** Start of DATA SUPPLIED **

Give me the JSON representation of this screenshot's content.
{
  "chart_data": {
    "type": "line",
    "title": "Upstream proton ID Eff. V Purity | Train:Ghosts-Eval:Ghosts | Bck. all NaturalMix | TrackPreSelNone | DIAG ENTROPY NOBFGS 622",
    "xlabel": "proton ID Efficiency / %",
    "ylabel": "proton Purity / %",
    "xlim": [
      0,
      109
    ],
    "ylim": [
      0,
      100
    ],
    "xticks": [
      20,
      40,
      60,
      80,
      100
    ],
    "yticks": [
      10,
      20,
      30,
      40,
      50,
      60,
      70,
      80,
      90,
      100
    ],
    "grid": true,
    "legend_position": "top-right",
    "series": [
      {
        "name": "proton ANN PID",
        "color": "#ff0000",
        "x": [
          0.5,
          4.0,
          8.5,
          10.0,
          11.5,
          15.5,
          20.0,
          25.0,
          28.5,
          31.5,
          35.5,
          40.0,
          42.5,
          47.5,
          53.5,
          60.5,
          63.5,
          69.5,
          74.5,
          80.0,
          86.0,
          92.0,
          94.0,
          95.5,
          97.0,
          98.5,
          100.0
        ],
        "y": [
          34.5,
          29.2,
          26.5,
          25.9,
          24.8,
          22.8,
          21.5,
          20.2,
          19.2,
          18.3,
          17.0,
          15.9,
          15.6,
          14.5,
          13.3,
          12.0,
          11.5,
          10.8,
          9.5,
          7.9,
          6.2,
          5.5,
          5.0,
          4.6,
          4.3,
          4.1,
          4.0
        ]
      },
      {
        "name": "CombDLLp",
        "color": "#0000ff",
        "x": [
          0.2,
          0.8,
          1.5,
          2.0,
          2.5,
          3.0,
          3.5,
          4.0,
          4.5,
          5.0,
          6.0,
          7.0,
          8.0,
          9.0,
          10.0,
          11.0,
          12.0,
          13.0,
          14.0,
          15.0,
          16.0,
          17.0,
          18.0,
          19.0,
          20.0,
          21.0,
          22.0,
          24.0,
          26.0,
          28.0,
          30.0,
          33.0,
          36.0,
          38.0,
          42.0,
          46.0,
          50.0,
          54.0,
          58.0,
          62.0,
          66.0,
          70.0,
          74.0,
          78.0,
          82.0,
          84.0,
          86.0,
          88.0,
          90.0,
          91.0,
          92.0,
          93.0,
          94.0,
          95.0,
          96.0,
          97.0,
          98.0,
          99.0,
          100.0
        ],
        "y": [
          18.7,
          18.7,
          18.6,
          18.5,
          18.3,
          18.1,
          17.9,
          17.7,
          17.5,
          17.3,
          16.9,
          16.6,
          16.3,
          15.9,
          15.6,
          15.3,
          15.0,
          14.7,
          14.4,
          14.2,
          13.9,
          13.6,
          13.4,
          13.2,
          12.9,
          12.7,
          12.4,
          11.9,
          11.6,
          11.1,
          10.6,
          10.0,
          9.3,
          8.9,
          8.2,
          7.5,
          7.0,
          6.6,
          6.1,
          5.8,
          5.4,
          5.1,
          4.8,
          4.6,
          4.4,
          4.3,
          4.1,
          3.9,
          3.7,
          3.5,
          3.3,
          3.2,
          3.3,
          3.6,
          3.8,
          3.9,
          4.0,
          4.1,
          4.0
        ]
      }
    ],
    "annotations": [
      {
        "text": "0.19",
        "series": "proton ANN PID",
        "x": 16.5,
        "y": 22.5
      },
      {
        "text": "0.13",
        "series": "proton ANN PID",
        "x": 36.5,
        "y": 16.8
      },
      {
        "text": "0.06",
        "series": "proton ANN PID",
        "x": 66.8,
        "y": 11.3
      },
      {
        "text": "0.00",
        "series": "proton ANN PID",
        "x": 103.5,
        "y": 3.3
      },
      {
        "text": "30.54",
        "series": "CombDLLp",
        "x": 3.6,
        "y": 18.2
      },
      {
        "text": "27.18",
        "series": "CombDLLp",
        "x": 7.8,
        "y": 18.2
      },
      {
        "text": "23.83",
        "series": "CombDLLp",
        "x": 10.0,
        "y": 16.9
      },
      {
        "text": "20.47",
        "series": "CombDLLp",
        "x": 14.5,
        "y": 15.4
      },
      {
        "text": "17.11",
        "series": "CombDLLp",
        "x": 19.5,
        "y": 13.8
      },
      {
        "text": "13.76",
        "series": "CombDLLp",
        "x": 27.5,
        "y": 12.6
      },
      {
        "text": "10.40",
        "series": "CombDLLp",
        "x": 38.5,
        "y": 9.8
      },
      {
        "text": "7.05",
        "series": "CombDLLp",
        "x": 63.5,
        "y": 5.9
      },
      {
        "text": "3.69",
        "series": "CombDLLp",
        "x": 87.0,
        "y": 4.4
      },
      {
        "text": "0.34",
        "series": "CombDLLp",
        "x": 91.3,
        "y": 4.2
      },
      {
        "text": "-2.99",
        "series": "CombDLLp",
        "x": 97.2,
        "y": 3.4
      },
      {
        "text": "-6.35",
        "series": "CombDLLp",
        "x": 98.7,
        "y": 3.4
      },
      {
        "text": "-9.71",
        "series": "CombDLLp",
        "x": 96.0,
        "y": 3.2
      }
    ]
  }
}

** End of DATA SUPPLIED **

_GOAL_. Give back all the records exactly as they stand.

_FINAL RESULT_.
Give me the JSON representation of this screenshot's content.
{
  "chart_data": {
    "type": "line",
    "title": "Upstream proton ID Eff. V Purity | Train:Ghosts-Eval:Ghosts | Bck. all NaturalMix | TrackPreSelNone | DIAG ENTROPY NOBFGS 622",
    "xlabel": "proton ID Efficiency / %",
    "ylabel": "proton Purity / %",
    "xlim": [
      0,
      109
    ],
    "ylim": [
      0,
      100
    ],
    "xticks": [
      20,
      40,
      60,
      80,
      100
    ],
    "yticks": [
      10,
      20,
      30,
      40,
      50,
      60,
      70,
      80,
      90,
      100
    ],
    "grid": true,
    "legend_position": "top-right",
    "series": [
      {
        "name": "proton ANN PID",
        "color": "#ff0000",
        "x": [
          0.5,
          4.0,
          8.5,
          10.0,
          11.5,
          15.5,
          20.0,
          25.0,
          28.5,
          31.5,
          35.5,
          40.0,
          42.5,
          47.5,
          53.5,
          60.5,
          63.5,
          69.5,
          74.5,
          80.0,
          86.0,
          92.0,
          94.0,
          95.5,
          97.0,
          98.5,
          100.0
        ],
        "y": [
          34.5,
          29.2,
          26.5,
          25.9,
          24.8,
          22.8,
          21.5,
          20.2,
          19.2,
          18.3,
          17.0,
          15.9,
          15.6,
          14.5,
          13.3,
          12.0,
          11.5,
          10.8,
          9.5,
          7.9,
          6.2,
          5.5,
          5.0,
          4.6,
          4.3,
          4.1,
          4.0
        ]
      },
      {
        "name": "CombDLLp",
        "color": "#0000ff",
        "x": [
          0.2,
          0.8,
          1.5,
          2.0,
          2.5,
          3.0,
          3.5,
          4.0,
          4.5,
          5.0,
          6.0,
          7.0,
          8.0,
          9.0,
          10.0,
          11.0,
          12.0,
          13.0,
          14.0,
          15.0,
          16.0,
          17.0,
          18.0,
          19.0,
          20.0,
          21.0,
          22.0,
          24.0,
          26.0,
          28.0,
          30.0,
          33.0,
          36.0,
          38.0,
          42.0,
          46.0,
          50.0,
          54.0,
          58.0,
          62.0,
          66.0,
          70.0,
          74.0,
          78.0,
          82.0,
          84.0,
          86.0,
          88.0,
          90.0,
          91.0,
          92.0,
          93.0,
          94.0,
          95.0,
          96.0,
          97.0,
          98.0,
          99.0,
          100.0
        ],
        "y": [
          18.7,
          18.7,
          18.6,
          18.5,
          18.3,
          18.1,
          17.9,
          17.7,
          17.5,
          17.3,
          16.9,
          16.6,
          16.3,
          15.9,
          15.6,
          15.3,
          15.0,
          14.7,
          14.4,
          14.2,
          13.9,
          13.6,
          13.4,
          13.2,
          12.9,
          12.7,
          12.4,
          11.9,
          11.6,
          11.1,
          10.6,
          10.0,
          9.3,
          8.9,
          8.2,
          7.5,
          7.0,
          6.6,
          6.1,
          5.8,
          5.4,
          5.1,
          4.8,
          4.6,
          4.4,
          4.3,
          4.1,
          3.9,
          3.7,
          3.5,
          3.3,
          3.2,
          3.3,
          3.6,
          3.8,
          3.9,
          4.0,
          4.1,
          4.0
        ]
      }
    ],
    "annotations": [
      {
        "text": "0.19",
        "series": "proton ANN PID",
        "x": 16.5,
        "y": 22.5
      },
      {
        "text": "0.13",
        "series": "proton ANN PID",
        "x": 36.5,
        "y": 16.8
      },
      {
        "text": "0.06",
        "series": "proton ANN PID",
        "x": 66.8,
        "y": 11.3
      },
      {
        "text": "0.00",
        "series": "proton ANN PID",
        "x": 103.5,
        "y": 3.3
      },
      {
        "text": "30.54",
        "series": "CombDLLp",
        "x": 3.6,
        "y": 18.2
      },
      {
        "text": "27.18",
        "series": "CombDLLp",
        "x": 7.8,
        "y": 18.2
      },
      {
        "text": "23.83",
        "series": "CombDLLp",
        "x": 10.0,
        "y": 16.9
      },
      {
        "text": "20.47",
        "series": "CombDLLp",
        "x": 14.5,
        "y": 15.4
      },
      {
        "text": "17.11",
        "series": "CombDLLp",
        "x": 19.5,
        "y": 13.8
      },
      {
        "text": "13.76",
        "series": "CombDLLp",
        "x": 27.5,
        "y": 12.6
      },
      {
        "text": "10.40",
        "series": "CombDLLp",
        "x": 38.5,
        "y": 9.8
      },
      {
        "text": "7.05",
        "series": "CombDLLp",
        "x": 63.5,
        "y": 5.9
      },
      {
        "text": "3.69",
        "series": "CombDLLp",
        "x": 87.0,
        "y": 4.4
      },
      {
        "text": "0.34",
        "series": "CombDLLp",
        "x": 91.3,
        "y": 4.2
      },
      {
        "text": "-2.99",
        "series": "CombDLLp",
        "x": 97.2,
        "y": 3.4
      },
      {
        "text": "-6.35",
        "series": "CombDLLp",
        "x": 98.7,
        "y": 3.4
      },
      {
        "text": "-9.71",
        "series": "CombDLLp",
        "x": 96.0,
        "y": 3.2
      }
    ]
  }
}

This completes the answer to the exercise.